● What the exercise asks:
Keep the pictures out of the copy and print all the entries below exactly.

A run of records:
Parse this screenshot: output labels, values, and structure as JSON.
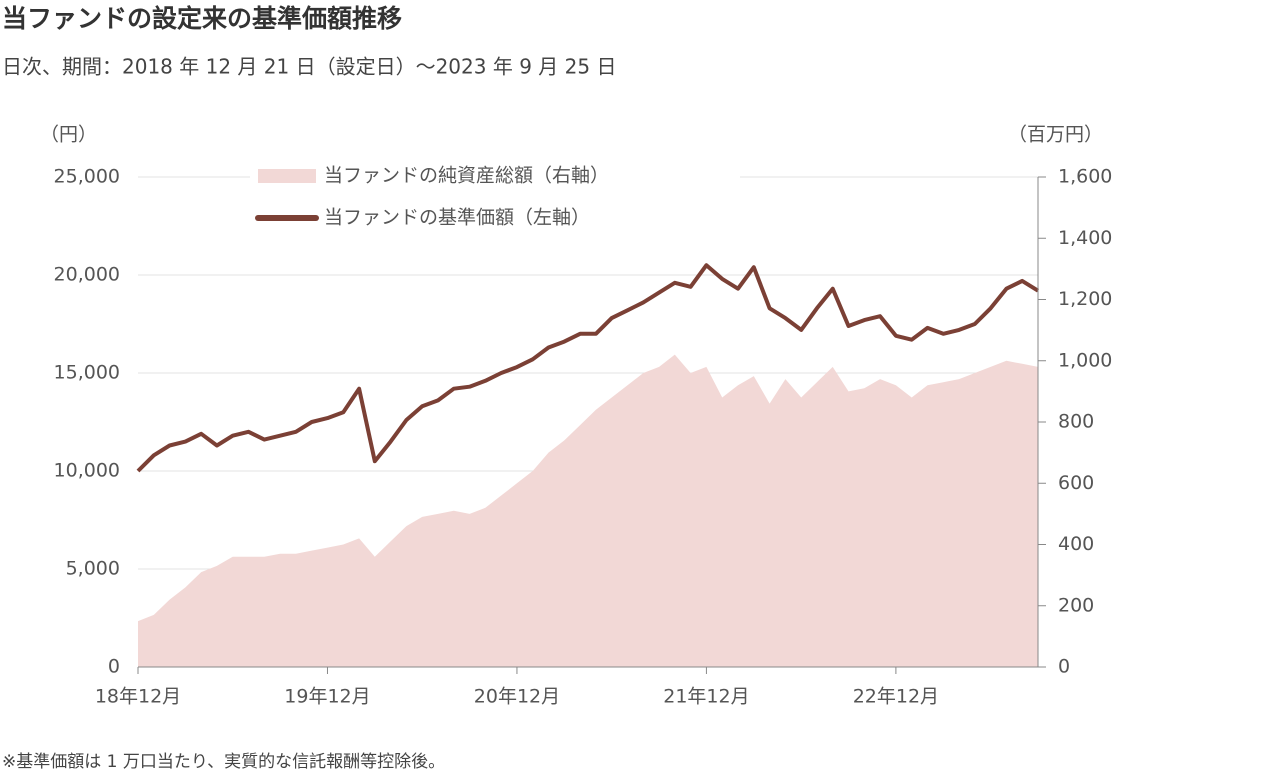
{
  "chart_data": {
    "type": "line",
    "title": "当ファンドの設定来の基準価額推移",
    "subtitle": "日次、期間：2018 年 12 月 21 日（設定日）～2023 年 9 月 25 日",
    "y_label": "（円）",
    "y2_label": "（百万円）",
    "footnote": "※基準価額は 1 万口当たり、実質的な信託報酬等控除後。",
    "categories": [
      "18年12月",
      null,
      null,
      null,
      null,
      null,
      null,
      null,
      null,
      null,
      null,
      null,
      "19年12月",
      null,
      null,
      null,
      null,
      null,
      null,
      null,
      null,
      null,
      null,
      null,
      "20年12月",
      null,
      null,
      null,
      null,
      null,
      null,
      null,
      null,
      null,
      null,
      null,
      "21年12月",
      null,
      null,
      null,
      null,
      null,
      null,
      null,
      null,
      null,
      null,
      null,
      "22年12月",
      null,
      null,
      null,
      null,
      null,
      null,
      null,
      null,
      null
    ],
    "series": [
      {
        "name": "当ファンドの純資産総額（右軸）",
        "type": "area",
        "axis": "y2",
        "color": "#f2d8d6",
        "values": [
          150,
          170,
          220,
          260,
          310,
          330,
          360,
          360,
          360,
          370,
          370,
          380,
          390,
          400,
          420,
          360,
          410,
          460,
          490,
          500,
          510,
          500,
          520,
          560,
          600,
          640,
          700,
          740,
          790,
          840,
          880,
          920,
          960,
          980,
          1020,
          960,
          980,
          880,
          920,
          950,
          860,
          940,
          880,
          930,
          980,
          900,
          910,
          940,
          920,
          880,
          920,
          930,
          940,
          960,
          980,
          1000,
          990,
          980
        ]
      },
      {
        "name": "当ファンドの基準価額（左軸）",
        "type": "line",
        "color": "#7b4035",
        "values": [
          10000,
          10800,
          11300,
          11500,
          11900,
          11300,
          11800,
          12000,
          11600,
          11800,
          12000,
          12500,
          12700,
          13000,
          14200,
          10500,
          11500,
          12600,
          13300,
          13600,
          14200,
          14300,
          14600,
          15000,
          15300,
          15700,
          16300,
          16600,
          17000,
          17000,
          17800,
          18200,
          18600,
          19100,
          19600,
          19400,
          20500,
          19800,
          19300,
          20400,
          18300,
          17800,
          17200,
          18300,
          19300,
          17400,
          17700,
          17900,
          16900,
          16700,
          17300,
          17000,
          17200,
          17500,
          18300,
          19300,
          19700,
          19200
        ]
      }
    ],
    "ylim": [
      0,
      25000
    ],
    "yticks": [
      0,
      {
        "value": 5000,
        "label": "5,000"
      },
      {
        "value": 10000,
        "label": "10,000"
      },
      {
        "value": 15000,
        "label": "15,000"
      },
      {
        "value": 20000,
        "label": "20,000"
      },
      {
        "value": 25000,
        "label": "25,000"
      }
    ],
    "y2lim": [
      0,
      1600
    ],
    "y2ticks": [
      0,
      200,
      400,
      600,
      800,
      {
        "value": 1000,
        "label": "1,000"
      },
      {
        "value": 1200,
        "label": "1,200"
      },
      {
        "value": 1400,
        "label": "1,400"
      },
      {
        "value": 1600,
        "label": "1,600"
      }
    ],
    "grid": true
  }
}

● Response:
Parse this screenshot: output labels, values, and structure as JSON.
{
  "chart_data": {
    "type": "line",
    "title": "当ファンドの設定来の基準価額推移",
    "subtitle": "日次、期間：2018 年 12 月 21 日（設定日）～2023 年 9 月 25 日",
    "y_label": "（円）",
    "y2_label": "（百万円）",
    "footnote": "※基準価額は 1 万口当たり、実質的な信託報酬等控除後。",
    "categories": [
      "18年12月",
      null,
      null,
      null,
      null,
      null,
      null,
      null,
      null,
      null,
      null,
      null,
      "19年12月",
      null,
      null,
      null,
      null,
      null,
      null,
      null,
      null,
      null,
      null,
      null,
      "20年12月",
      null,
      null,
      null,
      null,
      null,
      null,
      null,
      null,
      null,
      null,
      null,
      "21年12月",
      null,
      null,
      null,
      null,
      null,
      null,
      null,
      null,
      null,
      null,
      null,
      "22年12月",
      null,
      null,
      null,
      null,
      null,
      null,
      null,
      null,
      null
    ],
    "series": [
      {
        "name": "当ファンドの純資産総額（右軸）",
        "type": "area",
        "axis": "y2",
        "color": "#f2d8d6",
        "values": [
          150,
          170,
          220,
          260,
          310,
          330,
          360,
          360,
          360,
          370,
          370,
          380,
          390,
          400,
          420,
          360,
          410,
          460,
          490,
          500,
          510,
          500,
          520,
          560,
          600,
          640,
          700,
          740,
          790,
          840,
          880,
          920,
          960,
          980,
          1020,
          960,
          980,
          880,
          920,
          950,
          860,
          940,
          880,
          930,
          980,
          900,
          910,
          940,
          920,
          880,
          920,
          930,
          940,
          960,
          980,
          1000,
          990,
          980
        ]
      },
      {
        "name": "当ファンドの基準価額（左軸）",
        "type": "line",
        "color": "#7b4035",
        "values": [
          10000,
          10800,
          11300,
          11500,
          11900,
          11300,
          11800,
          12000,
          11600,
          11800,
          12000,
          12500,
          12700,
          13000,
          14200,
          10500,
          11500,
          12600,
          13300,
          13600,
          14200,
          14300,
          14600,
          15000,
          15300,
          15700,
          16300,
          16600,
          17000,
          17000,
          17800,
          18200,
          18600,
          19100,
          19600,
          19400,
          20500,
          19800,
          19300,
          20400,
          18300,
          17800,
          17200,
          18300,
          19300,
          17400,
          17700,
          17900,
          16900,
          16700,
          17300,
          17000,
          17200,
          17500,
          18300,
          19300,
          19700,
          19200
        ]
      }
    ],
    "ylim": [
      0,
      25000
    ],
    "yticks": [
      0,
      {
        "value": 5000,
        "label": "5,000"
      },
      {
        "value": 10000,
        "label": "10,000"
      },
      {
        "value": 15000,
        "label": "15,000"
      },
      {
        "value": 20000,
        "label": "20,000"
      },
      {
        "value": 25000,
        "label": "25,000"
      }
    ],
    "y2lim": [
      0,
      1600
    ],
    "y2ticks": [
      0,
      200,
      400,
      600,
      800,
      {
        "value": 1000,
        "label": "1,000"
      },
      {
        "value": 1200,
        "label": "1,200"
      },
      {
        "value": 1400,
        "label": "1,400"
      },
      {
        "value": 1600,
        "label": "1,600"
      }
    ],
    "grid": true
  }
}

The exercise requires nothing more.